>> Begin

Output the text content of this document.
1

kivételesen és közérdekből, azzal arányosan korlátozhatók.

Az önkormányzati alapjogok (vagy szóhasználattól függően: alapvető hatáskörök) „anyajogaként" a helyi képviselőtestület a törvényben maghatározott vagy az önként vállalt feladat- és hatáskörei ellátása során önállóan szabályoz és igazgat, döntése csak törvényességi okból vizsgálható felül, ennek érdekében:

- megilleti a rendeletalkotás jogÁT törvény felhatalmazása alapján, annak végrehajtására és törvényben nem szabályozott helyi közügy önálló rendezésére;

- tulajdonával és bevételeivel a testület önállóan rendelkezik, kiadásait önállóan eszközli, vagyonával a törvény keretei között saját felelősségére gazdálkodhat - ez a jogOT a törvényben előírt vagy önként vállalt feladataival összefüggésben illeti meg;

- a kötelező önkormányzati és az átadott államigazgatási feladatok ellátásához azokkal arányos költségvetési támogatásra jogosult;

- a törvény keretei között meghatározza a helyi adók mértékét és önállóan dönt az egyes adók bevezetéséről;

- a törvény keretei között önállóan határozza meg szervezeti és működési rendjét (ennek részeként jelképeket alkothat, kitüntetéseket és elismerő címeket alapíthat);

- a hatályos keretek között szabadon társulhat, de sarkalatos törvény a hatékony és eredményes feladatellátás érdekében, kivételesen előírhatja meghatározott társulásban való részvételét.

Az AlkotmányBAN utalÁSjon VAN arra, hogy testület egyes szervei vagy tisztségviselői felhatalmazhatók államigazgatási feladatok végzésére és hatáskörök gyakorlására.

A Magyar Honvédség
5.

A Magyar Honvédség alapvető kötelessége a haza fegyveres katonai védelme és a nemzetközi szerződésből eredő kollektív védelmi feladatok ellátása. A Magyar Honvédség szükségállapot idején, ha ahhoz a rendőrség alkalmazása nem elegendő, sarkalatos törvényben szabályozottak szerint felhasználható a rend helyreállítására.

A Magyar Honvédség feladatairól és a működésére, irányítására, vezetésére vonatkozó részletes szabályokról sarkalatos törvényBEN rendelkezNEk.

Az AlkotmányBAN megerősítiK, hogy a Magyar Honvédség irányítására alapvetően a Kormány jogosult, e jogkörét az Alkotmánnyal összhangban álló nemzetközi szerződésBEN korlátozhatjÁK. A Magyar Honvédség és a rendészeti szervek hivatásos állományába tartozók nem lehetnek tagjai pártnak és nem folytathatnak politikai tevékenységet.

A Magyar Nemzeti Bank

>> End

### Your objective:
Each line above must be reproduced exactly as it stands.

### The response:
Output the text content of this document.
1

kivételesen és közérdekből, azzal arányosan korlátozhatók.

Az önkormányzati alapjogok (vagy szóhasználattól függően: alapvető hatáskörök) „anyajogaként" a helyi képviselőtestület a törvényben maghatározott vagy az önként vállalt feladat- és hatáskörei ellátása során önállóan szabályoz és igazgat, döntése csak törvényességi okból vizsgálható felül, ennek érdekében:

- megilleti a rendeletalkotás jogÁT törvény felhatalmazása alapján, annak végrehajtására és törvényben nem szabályozott helyi közügy önálló rendezésére;

- tulajdonával és bevételeivel a testület önállóan rendelkezik, kiadásait önállóan eszközli, vagyonával a törvény keretei között saját felelősségére gazdálkodhat - ez a jogOT a törvényben előírt vagy önként vállalt feladataival összefüggésben illeti meg;

- a kötelező önkormányzati és az átadott államigazgatási feladatok ellátásához azokkal arányos költségvetési támogatásra jogosult;

- a törvény keretei között meghatározza a helyi adók mértékét és önállóan dönt az egyes adók bevezetéséről;

- a törvény keretei között önállóan határozza meg szervezeti és működési rendjét (ennek részeként jelképeket alkothat, kitüntetéseket és elismerő címeket alapíthat);

- a hatályos keretek között szabadon társulhat, de sarkalatos törvény a hatékony és eredményes feladatellátás érdekében, kivételesen előírhatja meghatározott társulásban való részvételét.

Az AlkotmányBAN utalÁSjon VAN arra, hogy testület egyes szervei vagy tisztségviselői felhatalmazhatók államigazgatási feladatok végzésére és hatáskörök gyakorlására.

A Magyar Honvédség
5.

A Magyar Honvédség alapvető kötelessége a haza fegyveres katonai védelme és a nemzetközi szerződésből eredő kollektív védelmi feladatok ellátása. A Magyar Honvédség szükségállapot idején, ha ahhoz a rendőrség alkalmazása nem elegendő, sarkalatos törvényben szabályozottak szerint felhasználható a rend helyreállítására.

A Magyar Honvédség feladatairól és a működésére, irányítására, vezetésére vonatkozó részletes szabályokról sarkalatos törvényBEN rendelkezNEk.

Az AlkotmányBAN megerősítiK, hogy a Magyar Honvédség irányítására alapvetően a Kormány jogosult, e jogkörét az Alkotmánnyal összhangban álló nemzetközi szerződésBEN korlátozhatjÁK. A Magyar Honvédség és a rendészeti szervek hivatásos állományába tartozók nem lehetnek tagjai pártnak és nem folytathatnak politikai tevékenységet.

A Magyar Nemzeti Bank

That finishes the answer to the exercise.